**Supplied passage**
· · ·
This is a big, appealing comic of the kind you don't see anymore: comedic, narrative fiction. Two brothers and potential heirs to a prominent law firm and its attendant fortune find out their dad had been having an affair with the free-spirited pool boy. Most of this issue is left to Felix Moochowski taking an invitation of one of the two brother to visit as an offer to move in with him and his family. Much chipping away at the icy dysfunction of the family begins to take place. It's a nice comic, drawn in an attractive reminiscent of someone blending two different phases of Howard Cruse's long career. It's in that art and the over the top way that so many of the scenes are played that will probably win over or lose the casual reader. Some may enjoy the energy; others may see it as a little too mannered despite its quick pace. I've seen enough I'd like to catch up on further issues, and while I don't imagine a majority of comics readers would automatically agree with me on that, it's worth checking out a page or two to see if this is your kind of thing -- because really, it's not the kind of thing for a lot of people anymore. It's also a 1986 period piece, which I barely noticed except that some of the musical acts in a list late in the comic might be a bit past the time being portrayed.
· · ·
**Records supplied**
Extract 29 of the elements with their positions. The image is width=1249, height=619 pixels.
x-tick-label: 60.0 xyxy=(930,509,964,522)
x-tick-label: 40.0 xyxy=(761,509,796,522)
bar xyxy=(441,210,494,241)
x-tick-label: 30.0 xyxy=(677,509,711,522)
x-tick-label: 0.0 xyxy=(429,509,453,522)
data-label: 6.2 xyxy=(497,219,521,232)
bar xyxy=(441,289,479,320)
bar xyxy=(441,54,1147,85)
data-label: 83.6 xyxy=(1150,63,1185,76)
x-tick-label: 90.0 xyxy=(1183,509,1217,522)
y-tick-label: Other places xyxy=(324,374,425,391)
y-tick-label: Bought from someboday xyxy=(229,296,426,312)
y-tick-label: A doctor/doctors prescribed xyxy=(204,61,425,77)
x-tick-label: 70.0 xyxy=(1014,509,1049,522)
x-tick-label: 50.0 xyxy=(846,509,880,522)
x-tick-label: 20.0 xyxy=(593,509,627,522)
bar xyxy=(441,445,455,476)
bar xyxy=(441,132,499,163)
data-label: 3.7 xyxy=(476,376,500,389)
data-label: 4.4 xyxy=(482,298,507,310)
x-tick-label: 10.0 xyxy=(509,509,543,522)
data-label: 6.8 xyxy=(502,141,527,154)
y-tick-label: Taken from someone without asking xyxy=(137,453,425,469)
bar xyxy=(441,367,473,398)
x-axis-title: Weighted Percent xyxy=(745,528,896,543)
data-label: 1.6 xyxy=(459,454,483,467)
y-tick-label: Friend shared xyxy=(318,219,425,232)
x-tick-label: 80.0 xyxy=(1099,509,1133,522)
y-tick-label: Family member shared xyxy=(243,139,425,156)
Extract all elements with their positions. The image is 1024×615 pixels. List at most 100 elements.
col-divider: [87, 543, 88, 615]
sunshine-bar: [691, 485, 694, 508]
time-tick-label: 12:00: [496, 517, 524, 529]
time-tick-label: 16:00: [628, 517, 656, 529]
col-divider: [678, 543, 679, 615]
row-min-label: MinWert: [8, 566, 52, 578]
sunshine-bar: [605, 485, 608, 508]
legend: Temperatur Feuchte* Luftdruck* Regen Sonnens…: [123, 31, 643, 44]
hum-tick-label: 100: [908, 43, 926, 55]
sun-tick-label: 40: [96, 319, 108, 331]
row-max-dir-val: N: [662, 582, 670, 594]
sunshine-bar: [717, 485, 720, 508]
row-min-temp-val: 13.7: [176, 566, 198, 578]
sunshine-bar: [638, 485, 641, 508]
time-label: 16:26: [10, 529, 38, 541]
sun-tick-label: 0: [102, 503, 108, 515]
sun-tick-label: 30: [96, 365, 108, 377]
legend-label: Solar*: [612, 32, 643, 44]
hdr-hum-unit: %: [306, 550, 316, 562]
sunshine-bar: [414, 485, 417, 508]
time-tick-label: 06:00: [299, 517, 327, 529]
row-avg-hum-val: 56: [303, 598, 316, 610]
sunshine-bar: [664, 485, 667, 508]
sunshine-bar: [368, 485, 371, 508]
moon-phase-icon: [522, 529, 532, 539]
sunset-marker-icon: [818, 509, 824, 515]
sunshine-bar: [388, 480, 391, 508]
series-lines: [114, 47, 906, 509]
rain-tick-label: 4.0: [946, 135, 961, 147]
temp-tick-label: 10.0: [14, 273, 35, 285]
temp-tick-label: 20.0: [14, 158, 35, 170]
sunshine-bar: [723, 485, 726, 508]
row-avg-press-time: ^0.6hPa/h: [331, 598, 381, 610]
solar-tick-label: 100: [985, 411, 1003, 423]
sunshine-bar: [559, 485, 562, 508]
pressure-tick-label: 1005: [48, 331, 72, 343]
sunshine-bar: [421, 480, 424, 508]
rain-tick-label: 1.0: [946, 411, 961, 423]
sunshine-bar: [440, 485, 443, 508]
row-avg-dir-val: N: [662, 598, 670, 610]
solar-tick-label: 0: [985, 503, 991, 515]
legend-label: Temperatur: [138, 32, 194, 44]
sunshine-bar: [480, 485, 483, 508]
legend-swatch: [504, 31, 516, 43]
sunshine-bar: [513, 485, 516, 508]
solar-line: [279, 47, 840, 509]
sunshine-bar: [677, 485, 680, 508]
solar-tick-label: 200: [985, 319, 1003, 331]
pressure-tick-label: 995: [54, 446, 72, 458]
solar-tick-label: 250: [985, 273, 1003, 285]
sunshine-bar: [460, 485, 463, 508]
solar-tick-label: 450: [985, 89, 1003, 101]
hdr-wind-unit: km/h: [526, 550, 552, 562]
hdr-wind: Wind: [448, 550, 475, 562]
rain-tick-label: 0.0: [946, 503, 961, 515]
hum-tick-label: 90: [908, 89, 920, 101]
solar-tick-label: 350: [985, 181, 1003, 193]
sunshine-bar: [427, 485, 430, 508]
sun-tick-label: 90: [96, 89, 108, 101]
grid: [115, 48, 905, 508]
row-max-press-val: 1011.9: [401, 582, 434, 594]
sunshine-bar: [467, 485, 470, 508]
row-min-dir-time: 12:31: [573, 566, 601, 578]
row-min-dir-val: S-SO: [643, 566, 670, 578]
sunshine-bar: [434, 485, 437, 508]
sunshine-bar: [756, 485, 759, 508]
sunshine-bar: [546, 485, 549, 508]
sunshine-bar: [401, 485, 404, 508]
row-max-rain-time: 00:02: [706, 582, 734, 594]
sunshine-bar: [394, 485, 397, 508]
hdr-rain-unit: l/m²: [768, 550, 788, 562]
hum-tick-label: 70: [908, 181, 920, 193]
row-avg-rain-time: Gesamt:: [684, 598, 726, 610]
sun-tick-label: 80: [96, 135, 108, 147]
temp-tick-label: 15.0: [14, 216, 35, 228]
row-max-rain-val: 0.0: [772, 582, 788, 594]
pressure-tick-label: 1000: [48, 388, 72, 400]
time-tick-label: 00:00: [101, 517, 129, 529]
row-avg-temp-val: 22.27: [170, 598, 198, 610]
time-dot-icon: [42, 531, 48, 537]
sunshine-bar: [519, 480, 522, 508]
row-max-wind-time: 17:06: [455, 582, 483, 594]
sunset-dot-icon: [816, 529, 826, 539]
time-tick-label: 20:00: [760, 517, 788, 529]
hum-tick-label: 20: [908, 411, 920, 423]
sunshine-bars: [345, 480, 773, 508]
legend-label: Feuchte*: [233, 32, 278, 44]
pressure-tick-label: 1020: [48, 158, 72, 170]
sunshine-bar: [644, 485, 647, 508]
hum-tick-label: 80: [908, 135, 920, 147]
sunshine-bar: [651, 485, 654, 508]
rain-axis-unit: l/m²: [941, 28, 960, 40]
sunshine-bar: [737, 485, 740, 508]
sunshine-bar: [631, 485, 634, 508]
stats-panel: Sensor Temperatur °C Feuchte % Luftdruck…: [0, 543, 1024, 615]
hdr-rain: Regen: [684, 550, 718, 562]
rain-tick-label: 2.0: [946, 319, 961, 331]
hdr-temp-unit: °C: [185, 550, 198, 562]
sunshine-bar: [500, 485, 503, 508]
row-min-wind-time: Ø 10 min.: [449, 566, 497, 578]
· · ·
**Brief**
Answer these questions about the comic review:
(a) With whom had the brothers' dad been having an affair?
(b) Whose long career does the art seem to blend two different phases of?
(c) The comic is a period piece from which year?

**Solution for this task**
(a) The free-spirited pool boy.
(b) Howard Cruse's.
(c) 1986.